Dataset entries on figures:
## begin

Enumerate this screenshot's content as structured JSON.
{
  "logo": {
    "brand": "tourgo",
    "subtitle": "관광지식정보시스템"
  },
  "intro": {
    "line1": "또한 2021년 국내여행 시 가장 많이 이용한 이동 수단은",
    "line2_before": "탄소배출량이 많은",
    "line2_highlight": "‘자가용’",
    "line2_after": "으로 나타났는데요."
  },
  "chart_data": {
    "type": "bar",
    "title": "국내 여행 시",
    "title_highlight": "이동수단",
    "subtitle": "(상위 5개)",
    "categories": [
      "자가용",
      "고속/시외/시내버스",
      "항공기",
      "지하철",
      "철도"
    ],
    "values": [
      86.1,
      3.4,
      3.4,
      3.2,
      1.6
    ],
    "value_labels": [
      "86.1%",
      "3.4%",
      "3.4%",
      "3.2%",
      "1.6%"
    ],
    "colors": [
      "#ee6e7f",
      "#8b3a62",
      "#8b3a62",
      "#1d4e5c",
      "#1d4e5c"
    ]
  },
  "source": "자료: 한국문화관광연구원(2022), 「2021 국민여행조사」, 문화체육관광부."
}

## end

**STATED EXERCISE:** Retype the data exactly as given.

**OUTPUT FOR THIS EXERCISE:**
Enumerate this screenshot's content as structured JSON.
{
  "logo": {
    "brand": "tourgo",
    "subtitle": "관광지식정보시스템"
  },
  "intro": {
    "line1": "또한 2021년 국내여행 시 가장 많이 이용한 이동 수단은",
    "line2_before": "탄소배출량이 많은",
    "line2_highlight": "‘자가용’",
    "line2_after": "으로 나타났는데요."
  },
  "chart_data": {
    "type": "bar",
    "title": "국내 여행 시",
    "title_highlight": "이동수단",
    "subtitle": "(상위 5개)",
    "categories": [
      "자가용",
      "고속/시외/시내버스",
      "항공기",
      "지하철",
      "철도"
    ],
    "values": [
      86.1,
      3.4,
      3.4,
      3.2,
      1.6
    ],
    "value_labels": [
      "86.1%",
      "3.4%",
      "3.4%",
      "3.2%",
      "1.6%"
    ],
    "colors": [
      "#ee6e7f",
      "#8b3a62",
      "#8b3a62",
      "#1d4e5c",
      "#1d4e5c"
    ]
  },
  "source": "자료: 한국문화관광연구원(2022), 「2021 국민여행조사」, 문화체육관광부."
}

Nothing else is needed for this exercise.